◆ WRITTEN INSTRUCTION ◆
For the material that follows, list every line containing the word "icon".
-- Start SOURCE RECORDS --
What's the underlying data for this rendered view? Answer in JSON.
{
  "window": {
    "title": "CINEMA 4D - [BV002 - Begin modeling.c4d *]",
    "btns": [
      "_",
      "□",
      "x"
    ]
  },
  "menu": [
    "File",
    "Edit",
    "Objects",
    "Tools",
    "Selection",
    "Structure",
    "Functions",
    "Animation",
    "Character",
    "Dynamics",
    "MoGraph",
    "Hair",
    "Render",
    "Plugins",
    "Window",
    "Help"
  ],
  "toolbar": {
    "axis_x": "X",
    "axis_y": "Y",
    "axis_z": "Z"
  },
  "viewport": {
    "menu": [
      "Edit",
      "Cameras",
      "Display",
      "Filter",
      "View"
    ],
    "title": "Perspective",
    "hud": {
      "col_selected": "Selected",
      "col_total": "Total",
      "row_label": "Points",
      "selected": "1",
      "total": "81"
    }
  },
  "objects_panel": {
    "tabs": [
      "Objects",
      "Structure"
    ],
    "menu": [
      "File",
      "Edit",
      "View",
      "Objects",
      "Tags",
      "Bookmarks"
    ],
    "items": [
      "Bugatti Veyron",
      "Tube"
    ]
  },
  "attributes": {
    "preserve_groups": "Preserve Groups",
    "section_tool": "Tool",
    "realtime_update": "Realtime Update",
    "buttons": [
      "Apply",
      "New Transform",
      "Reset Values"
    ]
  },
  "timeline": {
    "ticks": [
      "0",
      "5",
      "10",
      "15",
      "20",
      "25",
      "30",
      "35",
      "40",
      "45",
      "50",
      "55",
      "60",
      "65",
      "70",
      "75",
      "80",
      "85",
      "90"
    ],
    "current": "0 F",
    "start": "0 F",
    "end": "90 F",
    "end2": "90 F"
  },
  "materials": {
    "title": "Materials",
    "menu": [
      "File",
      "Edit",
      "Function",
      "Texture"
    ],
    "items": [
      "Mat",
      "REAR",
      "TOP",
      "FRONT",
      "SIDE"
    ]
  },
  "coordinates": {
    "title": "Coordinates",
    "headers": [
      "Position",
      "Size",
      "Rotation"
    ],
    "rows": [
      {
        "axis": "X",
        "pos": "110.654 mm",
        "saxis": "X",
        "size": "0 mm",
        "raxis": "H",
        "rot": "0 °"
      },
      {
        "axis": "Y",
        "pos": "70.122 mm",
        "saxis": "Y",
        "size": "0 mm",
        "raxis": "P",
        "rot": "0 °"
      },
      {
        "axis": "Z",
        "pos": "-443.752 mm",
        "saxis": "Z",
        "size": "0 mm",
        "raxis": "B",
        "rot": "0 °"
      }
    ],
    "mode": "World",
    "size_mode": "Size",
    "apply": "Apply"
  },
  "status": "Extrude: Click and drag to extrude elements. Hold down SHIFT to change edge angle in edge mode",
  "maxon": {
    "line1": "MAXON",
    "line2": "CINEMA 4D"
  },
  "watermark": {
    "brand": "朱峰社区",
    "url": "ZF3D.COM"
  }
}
-- End SOURCE RECORDS --
-- Start SOURCE RECORDS --
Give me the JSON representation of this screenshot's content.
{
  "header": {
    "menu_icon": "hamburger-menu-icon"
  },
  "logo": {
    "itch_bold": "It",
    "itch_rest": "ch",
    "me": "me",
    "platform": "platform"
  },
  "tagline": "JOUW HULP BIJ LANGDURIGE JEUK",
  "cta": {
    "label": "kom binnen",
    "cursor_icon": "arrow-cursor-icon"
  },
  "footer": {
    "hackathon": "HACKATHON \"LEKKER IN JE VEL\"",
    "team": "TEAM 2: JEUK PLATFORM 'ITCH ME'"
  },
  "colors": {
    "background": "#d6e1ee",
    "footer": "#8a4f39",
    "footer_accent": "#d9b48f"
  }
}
-- End SOURCE RECORDS --
◆ IN RESPONSE ◆
    "menu_icon": "hamburger-menu-icon"
    "cursor_icon": "arrow-cursor-icon"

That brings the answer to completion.